Data excerpts:
---*---

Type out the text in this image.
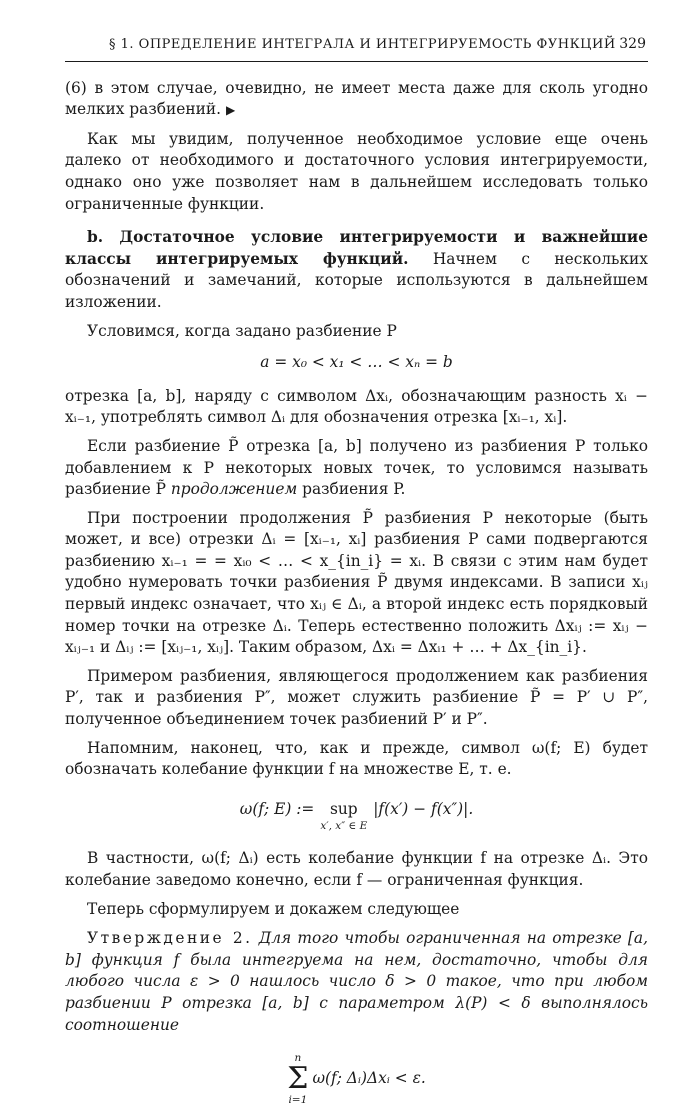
§ 1. ОПРЕДЕЛЕНИЕ ИНТЕГРАЛА И ИНТЕГРИРУЕМОСТЬ ФУНКЦИЙ 329

(6) в этом случае, очевидно, не имеет места даже для сколь угодно мелких разбиений. ▶

Как мы увидим, полученное необходимое условие еще очень далеко от необходимого и достаточного условия интегрируемости, однако оно уже позволяет нам в дальнейшем исследовать только ограниченные функции.

b. Достаточное условие интегрируемости и важнейшие классы интегрируемых функций. Начнем с нескольких обозначений и замечаний, которые используются в дальнейшем изложении.

Условимся, когда задано разбиение P

a = x₀ < x₁ < … < xₙ = b

отрезка [a, b], наряду с символом Δxᵢ, обозначающим разность xᵢ − xᵢ₋₁, употреблять символ Δᵢ для обозначения отрезка [xᵢ₋₁, xᵢ].

Если разбиение P̃ отрезка [a, b] получено из разбиения P только добавлением к P некоторых новых точек, то условимся называть разбиение P̃ продолжением разбиения P.

При построении продолжения P̃ разбиения P некоторые (быть может, и все) отрезки Δᵢ = [xᵢ₋₁, xᵢ] разбиения P сами подвергаются разбиению xᵢ₋₁ = = xᵢ₀ < … < x_{in_i} = xᵢ. В связи с этим нам будет удобно нумеровать точки разбиения P̃ двумя индексами. В записи xᵢⱼ первый индекс означает, что xᵢⱼ ∈ Δᵢ, а второй индекс есть порядковый номер точки на отрезке Δᵢ. Теперь естественно положить Δxᵢⱼ := xᵢⱼ − xᵢⱼ₋₁ и Δᵢⱼ := [xᵢⱼ₋₁, xᵢⱼ]. Таким образом, Δxᵢ = Δxᵢ₁ + … + Δx_{in_i}.

Примером разбиения, являющегося продолжением как разбиения P′, так и разбиения P″, может служить разбиение P̃ = P′ ∪ P″, полученное объединением точек разбиений P′ и P″.

Напомним, наконец, что, как и прежде, символ ω(f; E) будет обозначать колебание функции f на множестве E, т. е.

ω(f; E) := sup
x′, x″ ∈ E
|f(x′) − f(x″)|.

В частности, ω(f; Δᵢ) есть колебание функции f на отрезке Δᵢ. Это колебание заведомо конечно, если f — ограниченная функция.

Теперь сформулируем и докажем следующее

Утверждение 2. Для того чтобы ограниченная на отрезке [a, b] функция f была интегруема на нем, достаточно, чтобы для любого числа ε > 0 нашлось число δ > 0 такое, что при любом разбиении P отрезка [a, b] с параметром λ(P) < δ выполнялось соотношение

n
Σ
i=1
ω(f; Δᵢ)Δxᵢ < ε.
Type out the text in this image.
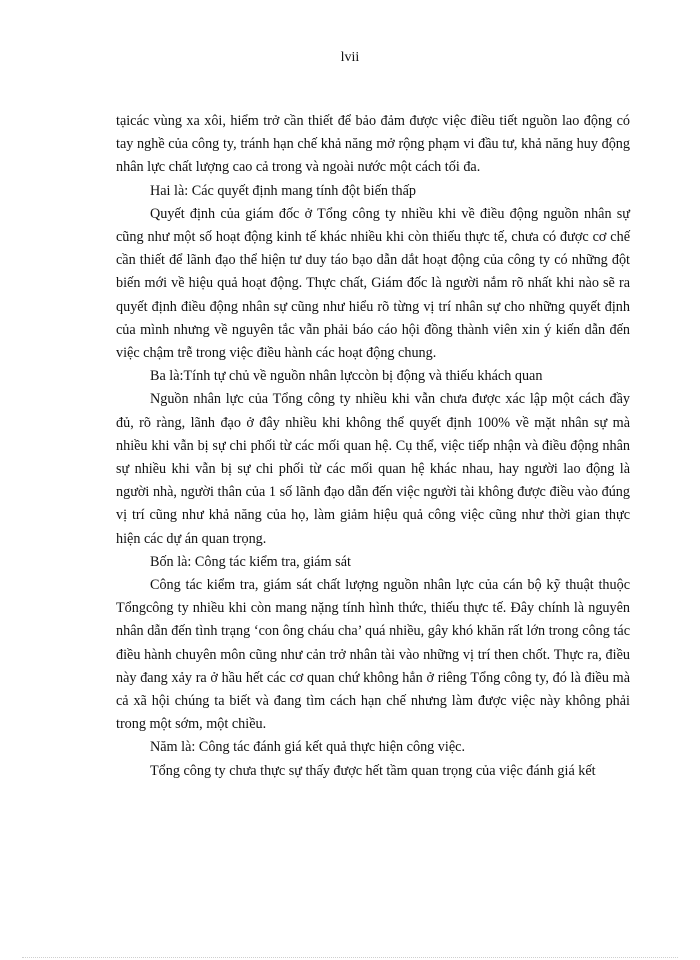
lvii

tạicác vùng xa xôi, hiểm trở cần thiết để bảo đảm được việc điều tiết nguồn lao động có tay nghề của công ty, tránh hạn chế khả năng mở rộng phạm vi đầu tư, khả năng huy động nhân lực chất lượng cao cả trong và ngoài nước một cách tối đa.

Hai là: Các quyết định mang tính đột biến thấp

Quyết định của giám đốc ở Tổng công ty nhiều khi về điều động nguồn nhân sự cũng như một số hoạt động kinh tế khác nhiều khi còn thiếu thực tế, chưa có được cơ chế cần thiết để lãnh đạo thể hiện tư duy táo bạo dẫn dắt hoạt động của công ty có những đột biến mới về hiệu quả hoạt động. Thực chất, Giám đốc là người nắm rõ nhất khi nào sẽ ra quyết định điều động nhân sự cũng như hiểu rõ từng vị trí nhân sự cho những quyết định của mình nhưng về nguyên tắc vẫn phải báo cáo hội đồng thành viên xin ý kiến dẫn đến việc chậm trễ trong việc điều hành các hoạt động chung.

Ba là:Tính tự chủ về nguồn nhân lựccòn bị động và thiếu khách quan

Nguồn nhân lực của Tổng công ty nhiều khi vẫn chưa được xác lập một cách đầy đủ, rõ ràng, lãnh đạo ở đây nhiều khi không thể quyết định 100% về mặt nhân sự mà nhiều khi vẫn bị sự chi phối từ các mối quan hệ. Cụ thể, việc tiếp nhận và điều động nhân sự nhiều khi vẫn bị sự chi phối từ các mối quan hệ khác nhau, hay người lao động là người nhà, người thân của 1 số lãnh đạo dẫn đến việc người tài không được điều vào đúng vị trí cũng như khả năng của họ, làm giảm hiệu quả công việc cũng như thời gian thực hiện các dự án quan trọng.

Bốn là: Công tác kiểm tra, giám sát

Công tác kiểm tra, giám sát chất lượng nguồn nhân lực của cán bộ kỹ thuật thuộc Tổngcông ty nhiều khi còn mang nặng tính hình thức, thiếu thực tế. Đây chính là nguyên nhân dẫn đến tình trạng ‘con ông cháu cha’ quá nhiều, gây khó khăn rất lớn trong công tác điều hành chuyên môn cũng như cản trở nhân tài vào những vị trí then chốt. Thực ra, điều này đang xảy ra ở hầu hết các cơ quan chứ không hẳn ở riêng Tổng công ty, đó là điều mà cả xã hội chúng ta biết và đang tìm cách hạn chế nhưng làm được việc này không phải trong một sớm, một chiều.

Năm là: Công tác đánh giá kết quả thực hiện công việc.

Tổng công ty chưa thực sự thấy được hết tầm quan trọng của việc đánh giá kết
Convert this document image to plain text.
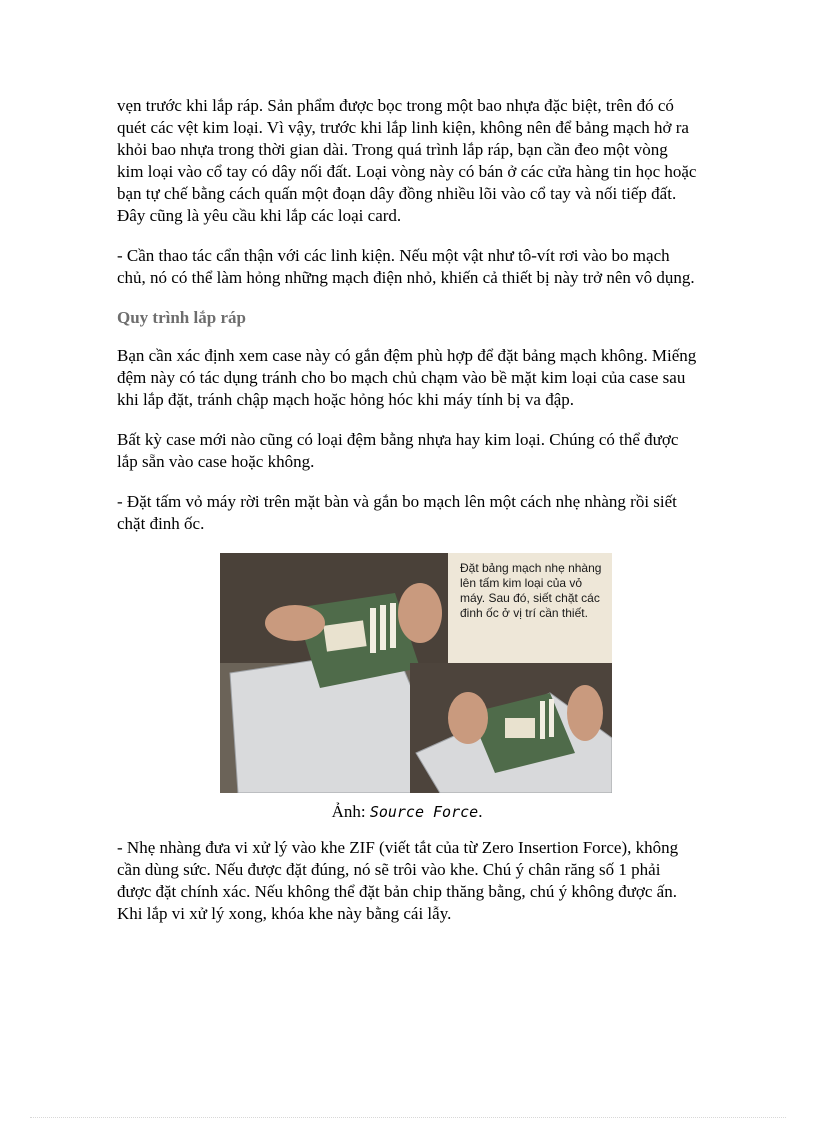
vẹn trước khi lắp ráp. Sản phẩm được bọc trong một bao nhựa đặc biệt, trên đó có quét các vệt kim loại. Vì vậy, trước khi lắp linh kiện, không nên để bảng mạch hở ra khỏi bao nhựa trong thời gian dài. Trong quá trình lắp ráp, bạn cần đeo một vòng kim loại vào cổ tay có dây nối đất. Loại vòng này có bán ở các cửa hàng tin học hoặc bạn tự chế bằng cách quấn một đoạn dây đồng nhiều lõi vào cổ tay và nối tiếp đất. Đây cũng là yêu cầu khi lắp các loại card.

- Cần thao tác cẩn thận với các linh kiện. Nếu một vật như tô-vít rơi vào bo mạch chủ, nó có thể làm hỏng những mạch điện nhỏ, khiến cả thiết bị này trở nên vô dụng.

Quy trình lắp ráp

Bạn cần xác định xem case này có gắn đệm phù hợp để đặt bảng mạch không. Miếng đệm này có tác dụng tránh cho bo mạch chủ chạm vào bề mặt kim loại của case sau khi lắp đặt, tránh chập mạch hoặc hỏng hóc khi máy tính bị va đập.

Bất kỳ case mới nào cũng có loại đệm bằng nhựa hay kim loại. Chúng có thể được lắp sẵn vào case hoặc không.

- Đặt tấm vỏ máy rời trên mặt bàn và gắn bo mạch lên một cách nhẹ nhàng rồi siết chặt đinh ốc.

Đặt bảng mạch nhẹ nhàng lên tấm kim loại của vỏ máy. Sau đó, siết chặt các đinh ốc ở vị trí cần thiết.
Ảnh: Source Force.

- Nhẹ nhàng đưa vi xử lý vào khe ZIF (viết tắt của từ Zero Insertion Force), không cần dùng sức. Nếu được đặt đúng, nó sẽ trôi vào khe. Chú ý chân răng số 1 phải được đặt chính xác. Nếu không thể đặt bản chip thăng bằng, chú ý không được ấn. Khi lắp vi xử lý xong, khóa khe này bằng cái lẫy.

---*---

-- SHORT TASK --
Keep the pictures out of the copy and write out the data exactly as it stands.

-- RESULT OF THIS EXERCISE --
Type out the text in this image.
§ 1. ОПРЕДЕЛЕНИЕ ИНТЕГРАЛА И ИНТЕГРИРУЕМОСТЬ ФУНКЦИЙ 329

(6) в этом случае, очевидно, не имеет места даже для сколь угодно мелких разбиений. ▶

Как мы увидим, полученное необходимое условие еще очень далеко от необходимого и достаточного условия интегрируемости, однако оно уже позволяет нам в дальнейшем исследовать только ограниченные функции.

b. Достаточное условие интегрируемости и важнейшие классы интегрируемых функций. Начнем с нескольких обозначений и замечаний, которые используются в дальнейшем изложении.

Условимся, когда задано разбиение P

a = x₀ < x₁ < … < xₙ = b

отрезка [a, b], наряду с символом Δxᵢ, обозначающим разность xᵢ − xᵢ₋₁, употреблять символ Δᵢ для обозначения отрезка [xᵢ₋₁, xᵢ].

Если разбиение P̃ отрезка [a, b] получено из разбиения P только добавлением к P некоторых новых точек, то условимся называть разбиение P̃ продолжением разбиения P.

При построении продолжения P̃ разбиения P некоторые (быть может, и все) отрезки Δᵢ = [xᵢ₋₁, xᵢ] разбиения P сами подвергаются разбиению xᵢ₋₁ = = xᵢ₀ < … < x_{in_i} = xᵢ. В связи с этим нам будет удобно нумеровать точки разбиения P̃ двумя индексами. В записи xᵢⱼ первый индекс означает, что xᵢⱼ ∈ Δᵢ, а второй индекс есть порядковый номер точки на отрезке Δᵢ. Теперь естественно положить Δxᵢⱼ := xᵢⱼ − xᵢⱼ₋₁ и Δᵢⱼ := [xᵢⱼ₋₁, xᵢⱼ]. Таким образом, Δxᵢ = Δxᵢ₁ + … + Δx_{in_i}.

Примером разбиения, являющегося продолжением как разбиения P′, так и разбиения P″, может служить разбиение P̃ = P′ ∪ P″, полученное объединением точек разбиений P′ и P″.

Напомним, наконец, что, как и прежде, символ ω(f; E) будет обозначать колебание функции f на множестве E, т. е.

ω(f; E) := sup
x′, x″ ∈ E
|f(x′) − f(x″)|.

В частности, ω(f; Δᵢ) есть колебание функции f на отрезке Δᵢ. Это колебание заведомо конечно, если f — ограниченная функция.

Теперь сформулируем и докажем следующее

Утверждение 2. Для того чтобы ограниченная на отрезке [a, b] функция f была интегруема на нем, достаточно, чтобы для любого числа ε > 0 нашлось число δ > 0 такое, что при любом разбиении P отрезка [a, b] с параметром λ(P) < δ выполнялось соотношение

n
Σ
i=1
ω(f; Δᵢ)Δxᵢ < ε.
Type out the text in this image.
lvii

tạicác vùng xa xôi, hiểm trở cần thiết để bảo đảm được việc điều tiết nguồn lao động có tay nghề của công ty, tránh hạn chế khả năng mở rộng phạm vi đầu tư, khả năng huy động nhân lực chất lượng cao cả trong và ngoài nước một cách tối đa.

Hai là: Các quyết định mang tính đột biến thấp

Quyết định của giám đốc ở Tổng công ty nhiều khi về điều động nguồn nhân sự cũng như một số hoạt động kinh tế khác nhiều khi còn thiếu thực tế, chưa có được cơ chế cần thiết để lãnh đạo thể hiện tư duy táo bạo dẫn dắt hoạt động của công ty có những đột biến mới về hiệu quả hoạt động. Thực chất, Giám đốc là người nắm rõ nhất khi nào sẽ ra quyết định điều động nhân sự cũng như hiểu rõ từng vị trí nhân sự cho những quyết định của mình nhưng về nguyên tắc vẫn phải báo cáo hội đồng thành viên xin ý kiến dẫn đến việc chậm trễ trong việc điều hành các hoạt động chung.

Ba là:Tính tự chủ về nguồn nhân lựccòn bị động và thiếu khách quan

Nguồn nhân lực của Tổng công ty nhiều khi vẫn chưa được xác lập một cách đầy đủ, rõ ràng, lãnh đạo ở đây nhiều khi không thể quyết định 100% về mặt nhân sự mà nhiều khi vẫn bị sự chi phối từ các mối quan hệ. Cụ thể, việc tiếp nhận và điều động nhân sự nhiều khi vẫn bị sự chi phối từ các mối quan hệ khác nhau, hay người lao động là người nhà, người thân của 1 số lãnh đạo dẫn đến việc người tài không được điều vào đúng vị trí cũng như khả năng của họ, làm giảm hiệu quả công việc cũng như thời gian thực hiện các dự án quan trọng.

Bốn là: Công tác kiểm tra, giám sát

Công tác kiểm tra, giám sát chất lượng nguồn nhân lực của cán bộ kỹ thuật thuộc Tổngcông ty nhiều khi còn mang nặng tính hình thức, thiếu thực tế. Đây chính là nguyên nhân dẫn đến tình trạng ‘con ông cháu cha’ quá nhiều, gây khó khăn rất lớn trong công tác điều hành chuyên môn cũng như cản trở nhân tài vào những vị trí then chốt. Thực ra, điều này đang xảy ra ở hầu hết các cơ quan chứ không hẳn ở riêng Tổng công ty, đó là điều mà cả xã hội chúng ta biết và đang tìm cách hạn chế nhưng làm được việc này không phải trong một sớm, một chiều.

Năm là: Công tác đánh giá kết quả thực hiện công việc.

Tổng công ty chưa thực sự thấy được hết tầm quan trọng của việc đánh giá kết
Convert this document image to plain text.
vẹn trước khi lắp ráp. Sản phẩm được bọc trong một bao nhựa đặc biệt, trên đó có quét các vệt kim loại. Vì vậy, trước khi lắp linh kiện, không nên để bảng mạch hở ra khỏi bao nhựa trong thời gian dài. Trong quá trình lắp ráp, bạn cần đeo một vòng kim loại vào cổ tay có dây nối đất. Loại vòng này có bán ở các cửa hàng tin học hoặc bạn tự chế bằng cách quấn một đoạn dây đồng nhiều lõi vào cổ tay và nối tiếp đất. Đây cũng là yêu cầu khi lắp các loại card.

- Cần thao tác cẩn thận với các linh kiện. Nếu một vật như tô-vít rơi vào bo mạch chủ, nó có thể làm hỏng những mạch điện nhỏ, khiến cả thiết bị này trở nên vô dụng.

Quy trình lắp ráp

Bạn cần xác định xem case này có gắn đệm phù hợp để đặt bảng mạch không. Miếng đệm này có tác dụng tránh cho bo mạch chủ chạm vào bề mặt kim loại của case sau khi lắp đặt, tránh chập mạch hoặc hỏng hóc khi máy tính bị va đập.

Bất kỳ case mới nào cũng có loại đệm bằng nhựa hay kim loại. Chúng có thể được lắp sẵn vào case hoặc không.

- Đặt tấm vỏ máy rời trên mặt bàn và gắn bo mạch lên một cách nhẹ nhàng rồi siết chặt đinh ốc.

Đặt bảng mạch nhẹ nhàng lên tấm kim loại của vỏ máy. Sau đó, siết chặt các đinh ốc ở vị trí cần thiết.
Ảnh: Source Force.

- Nhẹ nhàng đưa vi xử lý vào khe ZIF (viết tắt của từ Zero Insertion Force), không cần dùng sức. Nếu được đặt đúng, nó sẽ trôi vào khe. Chú ý chân răng số 1 phải được đặt chính xác. Nếu không thể đặt bản chip thăng bằng, chú ý không được ấn. Khi lắp vi xử lý xong, khóa khe này bằng cái lẫy.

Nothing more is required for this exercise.